- **TASK DESCRIPTION**
Rewrite the stretch from the start of the records through the line containing "416, 2338, 430]", replacing "share-bar" with "portion-bar" and leaving everything else unchanged.

- **DATA FOR THE TASK**
--- begin ---
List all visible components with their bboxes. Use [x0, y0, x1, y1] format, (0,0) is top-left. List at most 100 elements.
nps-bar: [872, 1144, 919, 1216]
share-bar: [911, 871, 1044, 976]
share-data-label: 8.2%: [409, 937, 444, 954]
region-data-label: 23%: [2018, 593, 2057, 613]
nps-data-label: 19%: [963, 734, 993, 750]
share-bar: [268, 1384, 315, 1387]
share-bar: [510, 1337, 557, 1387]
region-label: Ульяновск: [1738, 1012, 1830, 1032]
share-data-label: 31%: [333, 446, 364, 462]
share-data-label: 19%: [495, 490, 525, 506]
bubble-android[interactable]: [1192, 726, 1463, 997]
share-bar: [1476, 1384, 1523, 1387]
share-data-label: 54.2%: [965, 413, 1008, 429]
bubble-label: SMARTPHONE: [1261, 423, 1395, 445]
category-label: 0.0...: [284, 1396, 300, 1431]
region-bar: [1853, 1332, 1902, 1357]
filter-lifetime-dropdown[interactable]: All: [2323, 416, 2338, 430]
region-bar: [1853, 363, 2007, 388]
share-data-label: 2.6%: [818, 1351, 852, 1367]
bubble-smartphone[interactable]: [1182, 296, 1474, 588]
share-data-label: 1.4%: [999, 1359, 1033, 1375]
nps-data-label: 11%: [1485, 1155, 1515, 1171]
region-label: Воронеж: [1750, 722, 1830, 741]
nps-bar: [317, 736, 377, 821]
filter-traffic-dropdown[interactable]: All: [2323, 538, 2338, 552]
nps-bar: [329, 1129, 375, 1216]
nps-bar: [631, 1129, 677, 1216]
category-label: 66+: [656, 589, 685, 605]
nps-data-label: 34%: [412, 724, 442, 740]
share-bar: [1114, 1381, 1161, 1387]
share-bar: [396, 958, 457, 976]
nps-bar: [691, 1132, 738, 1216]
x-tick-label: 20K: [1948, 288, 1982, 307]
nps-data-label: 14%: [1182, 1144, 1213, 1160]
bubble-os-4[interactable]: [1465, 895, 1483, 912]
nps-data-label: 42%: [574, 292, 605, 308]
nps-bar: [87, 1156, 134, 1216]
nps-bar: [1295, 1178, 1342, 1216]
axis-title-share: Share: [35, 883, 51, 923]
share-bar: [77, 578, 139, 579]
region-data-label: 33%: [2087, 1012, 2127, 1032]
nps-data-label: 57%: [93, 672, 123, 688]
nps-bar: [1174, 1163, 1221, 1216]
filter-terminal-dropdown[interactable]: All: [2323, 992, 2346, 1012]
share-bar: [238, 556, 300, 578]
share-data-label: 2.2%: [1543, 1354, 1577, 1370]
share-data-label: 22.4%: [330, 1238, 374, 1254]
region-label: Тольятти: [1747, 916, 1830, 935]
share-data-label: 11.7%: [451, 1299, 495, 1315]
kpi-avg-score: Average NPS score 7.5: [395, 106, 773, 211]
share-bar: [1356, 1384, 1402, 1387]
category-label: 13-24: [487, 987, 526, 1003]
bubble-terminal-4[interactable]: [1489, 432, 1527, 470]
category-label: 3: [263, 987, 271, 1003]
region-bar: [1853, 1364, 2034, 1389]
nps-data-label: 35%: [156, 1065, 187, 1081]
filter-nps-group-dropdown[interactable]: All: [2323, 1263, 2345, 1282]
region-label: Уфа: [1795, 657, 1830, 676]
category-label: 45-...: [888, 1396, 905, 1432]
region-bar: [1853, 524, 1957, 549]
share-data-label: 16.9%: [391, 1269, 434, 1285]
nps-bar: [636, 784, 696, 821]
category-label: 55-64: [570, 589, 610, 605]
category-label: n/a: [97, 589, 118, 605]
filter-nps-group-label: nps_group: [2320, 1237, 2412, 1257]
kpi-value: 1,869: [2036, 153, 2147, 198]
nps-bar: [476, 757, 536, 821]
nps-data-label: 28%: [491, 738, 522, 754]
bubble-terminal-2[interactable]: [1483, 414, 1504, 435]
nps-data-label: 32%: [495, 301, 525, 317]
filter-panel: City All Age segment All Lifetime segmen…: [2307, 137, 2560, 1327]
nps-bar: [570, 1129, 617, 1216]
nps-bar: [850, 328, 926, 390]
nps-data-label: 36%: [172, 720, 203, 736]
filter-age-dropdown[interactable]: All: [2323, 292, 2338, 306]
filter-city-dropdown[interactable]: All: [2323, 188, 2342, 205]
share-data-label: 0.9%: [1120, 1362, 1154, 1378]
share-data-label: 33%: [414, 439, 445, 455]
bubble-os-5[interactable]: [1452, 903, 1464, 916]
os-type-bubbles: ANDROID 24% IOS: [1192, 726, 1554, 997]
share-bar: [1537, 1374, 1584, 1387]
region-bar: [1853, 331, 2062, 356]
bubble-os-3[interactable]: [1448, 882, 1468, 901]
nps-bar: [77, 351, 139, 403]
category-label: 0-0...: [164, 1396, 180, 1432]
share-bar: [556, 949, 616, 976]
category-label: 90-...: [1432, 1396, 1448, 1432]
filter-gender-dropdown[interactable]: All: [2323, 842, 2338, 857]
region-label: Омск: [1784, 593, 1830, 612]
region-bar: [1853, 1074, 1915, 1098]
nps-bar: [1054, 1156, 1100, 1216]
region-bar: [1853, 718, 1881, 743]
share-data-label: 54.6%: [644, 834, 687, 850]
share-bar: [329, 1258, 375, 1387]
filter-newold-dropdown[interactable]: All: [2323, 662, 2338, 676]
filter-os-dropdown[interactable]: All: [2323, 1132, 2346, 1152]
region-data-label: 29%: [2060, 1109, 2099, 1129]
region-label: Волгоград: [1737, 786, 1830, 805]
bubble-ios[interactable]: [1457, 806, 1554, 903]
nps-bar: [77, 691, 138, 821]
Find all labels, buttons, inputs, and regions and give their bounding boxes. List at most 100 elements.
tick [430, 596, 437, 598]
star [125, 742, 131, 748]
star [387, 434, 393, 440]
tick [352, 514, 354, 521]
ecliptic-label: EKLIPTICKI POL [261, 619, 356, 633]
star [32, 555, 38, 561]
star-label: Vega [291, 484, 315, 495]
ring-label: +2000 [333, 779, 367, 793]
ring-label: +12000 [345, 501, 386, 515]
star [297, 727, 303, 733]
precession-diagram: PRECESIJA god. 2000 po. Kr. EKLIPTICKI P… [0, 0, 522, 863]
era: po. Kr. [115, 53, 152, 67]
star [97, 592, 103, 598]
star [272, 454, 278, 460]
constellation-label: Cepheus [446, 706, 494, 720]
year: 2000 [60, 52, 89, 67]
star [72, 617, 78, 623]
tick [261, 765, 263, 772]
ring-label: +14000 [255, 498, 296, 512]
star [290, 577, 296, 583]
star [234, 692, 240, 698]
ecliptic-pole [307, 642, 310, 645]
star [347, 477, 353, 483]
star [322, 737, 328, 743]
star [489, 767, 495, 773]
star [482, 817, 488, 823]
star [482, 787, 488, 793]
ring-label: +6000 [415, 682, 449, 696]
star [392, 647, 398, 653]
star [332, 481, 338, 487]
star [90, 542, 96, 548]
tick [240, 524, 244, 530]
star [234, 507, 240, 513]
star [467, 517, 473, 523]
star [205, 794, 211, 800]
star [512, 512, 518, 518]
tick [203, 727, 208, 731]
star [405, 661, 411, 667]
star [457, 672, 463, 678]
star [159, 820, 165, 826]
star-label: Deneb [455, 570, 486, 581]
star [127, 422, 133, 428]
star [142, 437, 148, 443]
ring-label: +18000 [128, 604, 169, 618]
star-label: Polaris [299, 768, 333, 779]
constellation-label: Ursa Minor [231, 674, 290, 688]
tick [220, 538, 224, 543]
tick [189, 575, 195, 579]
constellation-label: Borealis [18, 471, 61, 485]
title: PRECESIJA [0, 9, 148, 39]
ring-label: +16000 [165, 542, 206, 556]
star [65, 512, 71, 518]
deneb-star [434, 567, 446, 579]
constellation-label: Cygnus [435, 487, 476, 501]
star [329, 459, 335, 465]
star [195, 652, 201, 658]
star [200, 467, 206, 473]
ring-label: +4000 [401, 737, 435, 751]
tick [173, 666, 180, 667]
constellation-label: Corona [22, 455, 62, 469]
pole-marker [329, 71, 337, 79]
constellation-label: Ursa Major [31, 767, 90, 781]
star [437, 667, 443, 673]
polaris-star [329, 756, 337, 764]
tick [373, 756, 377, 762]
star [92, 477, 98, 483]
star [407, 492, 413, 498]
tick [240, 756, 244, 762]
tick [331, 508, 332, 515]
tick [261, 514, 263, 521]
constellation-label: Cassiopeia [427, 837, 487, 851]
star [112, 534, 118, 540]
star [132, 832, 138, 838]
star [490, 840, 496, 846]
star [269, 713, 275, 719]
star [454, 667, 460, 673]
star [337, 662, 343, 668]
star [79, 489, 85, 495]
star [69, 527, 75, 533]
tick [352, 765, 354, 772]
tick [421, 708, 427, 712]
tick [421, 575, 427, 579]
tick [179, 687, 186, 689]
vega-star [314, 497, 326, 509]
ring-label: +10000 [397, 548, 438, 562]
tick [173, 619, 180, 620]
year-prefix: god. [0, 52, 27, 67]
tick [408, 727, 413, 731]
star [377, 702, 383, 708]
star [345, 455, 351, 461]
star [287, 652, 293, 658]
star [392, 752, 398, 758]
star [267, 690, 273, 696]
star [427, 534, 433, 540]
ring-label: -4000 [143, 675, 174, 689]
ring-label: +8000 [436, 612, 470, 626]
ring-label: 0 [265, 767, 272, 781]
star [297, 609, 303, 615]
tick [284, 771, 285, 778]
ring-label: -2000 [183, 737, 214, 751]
--- end ---
- **COMPLETE ANSWER**
List all visible components with their bboxes. Use [x0, y0, x1, y1] format, (0,0) is top-left. List at most 100 elements.
nps-bar: [872, 1144, 919, 1216]
portion-bar: [911, 871, 1044, 976]
share-data-label: 8.2%: [409, 937, 444, 954]
region-data-label: 23%: [2018, 593, 2057, 613]
nps-data-label: 19%: [963, 734, 993, 750]
portion-bar: [268, 1384, 315, 1387]
portion-bar: [510, 1337, 557, 1387]
region-label: Ульяновск: [1738, 1012, 1830, 1032]
share-data-label: 31%: [333, 446, 364, 462]
share-data-label: 19%: [495, 490, 525, 506]
bubble-android[interactable]: [1192, 726, 1463, 997]
portion-bar: [1476, 1384, 1523, 1387]
share-data-label: 54.2%: [965, 413, 1008, 429]
bubble-label: SMARTPHONE: [1261, 423, 1395, 445]
category-label: 0.0...: [284, 1396, 300, 1431]
region-bar: [1853, 1332, 1902, 1357]
filter-lifetime-dropdown[interactable]: All: [2323, 416, 2338, 430]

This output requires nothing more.